Data supplied:
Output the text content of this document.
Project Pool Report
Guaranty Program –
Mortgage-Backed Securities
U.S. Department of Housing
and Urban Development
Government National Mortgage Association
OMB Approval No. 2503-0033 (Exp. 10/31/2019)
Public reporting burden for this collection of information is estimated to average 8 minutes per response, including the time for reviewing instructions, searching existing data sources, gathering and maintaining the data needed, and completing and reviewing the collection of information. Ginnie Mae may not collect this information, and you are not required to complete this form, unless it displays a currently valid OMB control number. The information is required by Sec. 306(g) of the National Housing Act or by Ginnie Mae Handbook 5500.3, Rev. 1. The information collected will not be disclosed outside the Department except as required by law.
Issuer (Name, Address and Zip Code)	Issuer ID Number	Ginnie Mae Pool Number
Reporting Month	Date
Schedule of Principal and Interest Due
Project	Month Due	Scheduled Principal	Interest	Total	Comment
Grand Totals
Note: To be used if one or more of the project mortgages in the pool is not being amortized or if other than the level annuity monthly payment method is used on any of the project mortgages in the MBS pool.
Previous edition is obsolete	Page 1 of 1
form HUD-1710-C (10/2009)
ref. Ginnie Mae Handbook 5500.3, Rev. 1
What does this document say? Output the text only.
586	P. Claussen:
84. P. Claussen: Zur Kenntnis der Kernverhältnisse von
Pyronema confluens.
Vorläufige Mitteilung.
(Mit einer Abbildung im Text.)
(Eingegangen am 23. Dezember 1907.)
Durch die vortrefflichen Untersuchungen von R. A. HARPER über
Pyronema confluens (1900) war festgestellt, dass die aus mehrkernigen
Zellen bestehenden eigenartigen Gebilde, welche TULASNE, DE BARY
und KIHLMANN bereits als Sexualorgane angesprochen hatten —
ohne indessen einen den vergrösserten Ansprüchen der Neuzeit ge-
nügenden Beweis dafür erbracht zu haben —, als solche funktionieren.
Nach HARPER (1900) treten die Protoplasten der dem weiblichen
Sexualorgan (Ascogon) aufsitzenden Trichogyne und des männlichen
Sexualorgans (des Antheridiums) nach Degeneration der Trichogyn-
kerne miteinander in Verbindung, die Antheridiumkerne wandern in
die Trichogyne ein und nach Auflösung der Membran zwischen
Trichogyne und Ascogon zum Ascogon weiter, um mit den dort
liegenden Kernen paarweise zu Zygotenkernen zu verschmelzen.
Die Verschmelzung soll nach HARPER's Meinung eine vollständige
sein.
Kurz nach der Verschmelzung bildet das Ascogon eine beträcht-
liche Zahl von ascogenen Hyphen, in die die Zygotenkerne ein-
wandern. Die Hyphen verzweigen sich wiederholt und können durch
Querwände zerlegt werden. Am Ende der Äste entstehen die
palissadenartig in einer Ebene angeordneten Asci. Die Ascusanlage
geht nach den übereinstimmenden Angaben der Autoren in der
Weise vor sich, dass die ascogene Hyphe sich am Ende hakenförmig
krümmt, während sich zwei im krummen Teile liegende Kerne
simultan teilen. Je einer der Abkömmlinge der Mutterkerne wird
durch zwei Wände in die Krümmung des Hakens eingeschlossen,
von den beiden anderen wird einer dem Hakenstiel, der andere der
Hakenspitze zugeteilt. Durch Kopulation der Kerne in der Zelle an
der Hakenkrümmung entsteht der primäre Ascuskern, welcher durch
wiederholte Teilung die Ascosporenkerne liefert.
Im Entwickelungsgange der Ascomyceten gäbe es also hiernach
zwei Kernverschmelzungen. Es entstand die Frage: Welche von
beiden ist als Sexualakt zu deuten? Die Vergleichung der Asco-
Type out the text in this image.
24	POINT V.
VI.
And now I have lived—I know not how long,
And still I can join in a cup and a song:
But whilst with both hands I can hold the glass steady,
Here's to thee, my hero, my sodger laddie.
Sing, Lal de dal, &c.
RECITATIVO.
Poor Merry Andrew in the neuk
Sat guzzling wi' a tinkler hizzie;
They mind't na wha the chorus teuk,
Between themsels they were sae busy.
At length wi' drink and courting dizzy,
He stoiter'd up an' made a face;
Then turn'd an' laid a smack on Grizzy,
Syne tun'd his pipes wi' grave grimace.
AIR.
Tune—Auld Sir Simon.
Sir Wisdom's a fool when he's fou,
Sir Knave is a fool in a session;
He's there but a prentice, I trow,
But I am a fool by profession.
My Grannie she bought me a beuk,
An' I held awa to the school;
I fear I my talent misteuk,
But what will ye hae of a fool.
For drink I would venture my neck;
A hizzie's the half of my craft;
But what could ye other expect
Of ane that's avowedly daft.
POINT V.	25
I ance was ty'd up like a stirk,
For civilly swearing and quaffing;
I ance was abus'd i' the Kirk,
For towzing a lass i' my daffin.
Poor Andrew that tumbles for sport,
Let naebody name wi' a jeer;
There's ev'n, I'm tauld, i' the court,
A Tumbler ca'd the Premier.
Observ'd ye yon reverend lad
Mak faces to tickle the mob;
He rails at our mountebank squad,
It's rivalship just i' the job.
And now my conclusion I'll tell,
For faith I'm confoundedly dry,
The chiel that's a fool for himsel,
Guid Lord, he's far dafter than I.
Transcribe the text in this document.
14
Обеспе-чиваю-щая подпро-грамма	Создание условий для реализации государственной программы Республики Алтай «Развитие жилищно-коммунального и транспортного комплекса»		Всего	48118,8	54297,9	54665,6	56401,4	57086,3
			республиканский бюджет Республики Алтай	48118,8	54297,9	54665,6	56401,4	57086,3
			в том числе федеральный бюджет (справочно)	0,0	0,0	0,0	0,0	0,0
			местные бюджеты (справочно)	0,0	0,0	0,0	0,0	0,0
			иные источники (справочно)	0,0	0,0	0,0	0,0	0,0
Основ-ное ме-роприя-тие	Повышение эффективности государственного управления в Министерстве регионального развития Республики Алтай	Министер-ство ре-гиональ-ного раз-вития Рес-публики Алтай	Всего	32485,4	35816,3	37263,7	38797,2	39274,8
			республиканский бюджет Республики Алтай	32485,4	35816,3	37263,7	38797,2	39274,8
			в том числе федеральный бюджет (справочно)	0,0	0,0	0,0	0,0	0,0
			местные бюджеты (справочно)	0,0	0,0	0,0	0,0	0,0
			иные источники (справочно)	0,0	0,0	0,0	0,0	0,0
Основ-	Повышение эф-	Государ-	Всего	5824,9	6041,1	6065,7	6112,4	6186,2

Given exercise: Of all the lines in the listing above, how many include "Hyphen"? Write only the number.

Answer to the problem: 2